- **Activity list**:
(a) The passage below on probe contamination describes occasions on which an operator handles each probe during analysis. List every one of those transfers.
(b) According to the passage below on probe contamination, what can an operator's grasp leave on the samples?
(c) Proceed with the passage below on probe contamination, picking up after its final sentence.

- **Excerpted passage**:
........
With such small quantities of analytes, and with spectrometers having such high sensitivity, contamination of the active surfaces is a major problem in use of probes. Specifically, when an operator handles and transfers the probes, there are numerous opportunities for the operator inadvertently to grasp the probes on or near one or more of its active surfaces (such as affinity capture surfaces)—and consequently, to contaminate the samples thereon with finger proteins, such as collagen, and dirt. For example, an operator is presently called upon to handle each probe at least three times during the analysis process, providing at least three opportunities to contaminate each probe: once to transfer the probe from a shipping container to a sample preparation platform, once to transfer the probe from the sample preparation platform to a mass spectrometer, and once to transfer the probe to storage. Each successive contact with the probe increases the likelihood of accidental contamination of the active surfaces, and consequent interference with analysis. Since many experimental procedures use numerous probes to obtain statistically relevant data and/or to analyze multiple analytes for comparison, contamination opportunities increase accordingly.
........
[Stored records]
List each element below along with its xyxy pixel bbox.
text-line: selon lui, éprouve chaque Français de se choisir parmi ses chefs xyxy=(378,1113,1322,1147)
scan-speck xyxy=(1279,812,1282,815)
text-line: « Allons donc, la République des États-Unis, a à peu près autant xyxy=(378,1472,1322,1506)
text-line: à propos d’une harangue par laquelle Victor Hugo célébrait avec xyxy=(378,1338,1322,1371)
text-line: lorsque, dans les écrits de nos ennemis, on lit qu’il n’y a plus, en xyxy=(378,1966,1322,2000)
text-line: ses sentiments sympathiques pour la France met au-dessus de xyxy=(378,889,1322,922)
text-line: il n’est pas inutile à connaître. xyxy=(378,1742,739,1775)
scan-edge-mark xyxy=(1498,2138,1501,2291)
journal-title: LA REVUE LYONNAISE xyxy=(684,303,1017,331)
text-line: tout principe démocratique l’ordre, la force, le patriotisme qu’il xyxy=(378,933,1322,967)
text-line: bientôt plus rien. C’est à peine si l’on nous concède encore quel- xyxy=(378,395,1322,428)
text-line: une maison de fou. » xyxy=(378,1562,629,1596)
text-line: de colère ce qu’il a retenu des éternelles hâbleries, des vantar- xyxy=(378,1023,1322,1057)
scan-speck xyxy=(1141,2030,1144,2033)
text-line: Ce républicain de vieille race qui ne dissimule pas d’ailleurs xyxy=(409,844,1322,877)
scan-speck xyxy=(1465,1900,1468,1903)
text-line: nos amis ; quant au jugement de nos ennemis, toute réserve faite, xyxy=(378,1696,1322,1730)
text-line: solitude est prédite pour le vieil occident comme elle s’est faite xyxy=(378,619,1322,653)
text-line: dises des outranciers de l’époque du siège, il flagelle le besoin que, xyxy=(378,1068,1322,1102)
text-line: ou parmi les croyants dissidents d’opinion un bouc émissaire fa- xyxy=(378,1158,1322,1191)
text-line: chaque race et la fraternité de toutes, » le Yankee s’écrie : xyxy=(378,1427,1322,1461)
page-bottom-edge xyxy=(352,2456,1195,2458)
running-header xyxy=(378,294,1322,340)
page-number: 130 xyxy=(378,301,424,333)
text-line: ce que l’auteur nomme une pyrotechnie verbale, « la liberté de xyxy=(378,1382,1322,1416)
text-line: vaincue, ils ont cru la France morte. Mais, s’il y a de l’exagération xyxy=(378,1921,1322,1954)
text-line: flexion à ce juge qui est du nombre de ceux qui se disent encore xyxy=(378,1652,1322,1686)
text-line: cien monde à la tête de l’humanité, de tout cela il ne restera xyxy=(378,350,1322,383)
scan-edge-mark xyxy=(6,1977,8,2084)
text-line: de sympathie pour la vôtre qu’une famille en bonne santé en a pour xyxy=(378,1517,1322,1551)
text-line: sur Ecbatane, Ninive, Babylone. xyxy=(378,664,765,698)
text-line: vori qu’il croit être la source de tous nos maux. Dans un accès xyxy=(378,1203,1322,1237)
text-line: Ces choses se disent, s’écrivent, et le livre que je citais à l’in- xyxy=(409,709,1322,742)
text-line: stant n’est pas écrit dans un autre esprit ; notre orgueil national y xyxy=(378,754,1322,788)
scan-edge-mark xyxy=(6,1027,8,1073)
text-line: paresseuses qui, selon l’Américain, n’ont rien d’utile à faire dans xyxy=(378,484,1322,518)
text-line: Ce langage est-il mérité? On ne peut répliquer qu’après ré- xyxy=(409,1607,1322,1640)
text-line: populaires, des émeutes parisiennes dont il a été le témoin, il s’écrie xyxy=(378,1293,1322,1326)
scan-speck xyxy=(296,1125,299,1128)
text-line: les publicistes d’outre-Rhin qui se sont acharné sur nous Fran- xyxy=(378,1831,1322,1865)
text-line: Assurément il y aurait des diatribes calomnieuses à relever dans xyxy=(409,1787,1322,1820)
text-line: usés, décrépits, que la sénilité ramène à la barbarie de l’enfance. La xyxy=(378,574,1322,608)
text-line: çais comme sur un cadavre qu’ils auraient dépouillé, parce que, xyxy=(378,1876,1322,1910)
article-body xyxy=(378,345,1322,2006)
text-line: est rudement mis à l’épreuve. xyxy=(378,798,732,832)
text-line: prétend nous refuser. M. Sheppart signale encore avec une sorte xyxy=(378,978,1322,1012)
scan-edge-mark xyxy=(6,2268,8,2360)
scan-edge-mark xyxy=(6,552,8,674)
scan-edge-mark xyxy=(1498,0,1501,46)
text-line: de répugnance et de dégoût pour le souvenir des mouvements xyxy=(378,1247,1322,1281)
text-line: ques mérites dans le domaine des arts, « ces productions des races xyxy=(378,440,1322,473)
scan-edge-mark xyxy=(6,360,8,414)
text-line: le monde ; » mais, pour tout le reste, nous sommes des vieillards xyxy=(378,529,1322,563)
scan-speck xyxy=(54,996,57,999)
........
- **Task-by-task results**:
(a)
- From a shipping container to a sample preparation platform
- From the sample preparation platform to a mass spectrometer
- To storage

(b) Finger proteins such as collagen, and dirt.

(c)
Furthermore, manual handling of individual probes substantially reduces throughput when multiple individual probes are desired to be analyzed.
In addition, because some mass spectrometers accept only one probe at a time, the operator must be present to exchange individual probes if the operator desires to analyze a plurality of probes.
Some known MS systems have attempted to increase throughput and reduce the need for operator presence during MS analysis by automating insertion and removal of sample carriers into and out of mass spectrometers. One example system is described in U.S. Reissue Pat. No. RE37,485, which shows a single sample cassette or magazine within which a plurality of sample carriers may be removably carried to await analysis.
Additional examples of MS systems that comprise only a single sample cassette or magazine are described in U.S. Pat. Nos. 4,405,860; 4,879,458 and 4,076,982. Those systems appear to require the operator to manually load the sample carriers into their respective sample magazine or cassette. While the semi-automation reduces the need for constant operator presence during actual analysis, there still remains the need for the operator to manually load the sample carriers into the sample cassette prior to analysis. Thus, the number of manual operations and contamination opportunities remain high.
These problems discussed above are characteristic not only of MS systems, but of many applications that require an operator to load sample probes into an analytical instrument.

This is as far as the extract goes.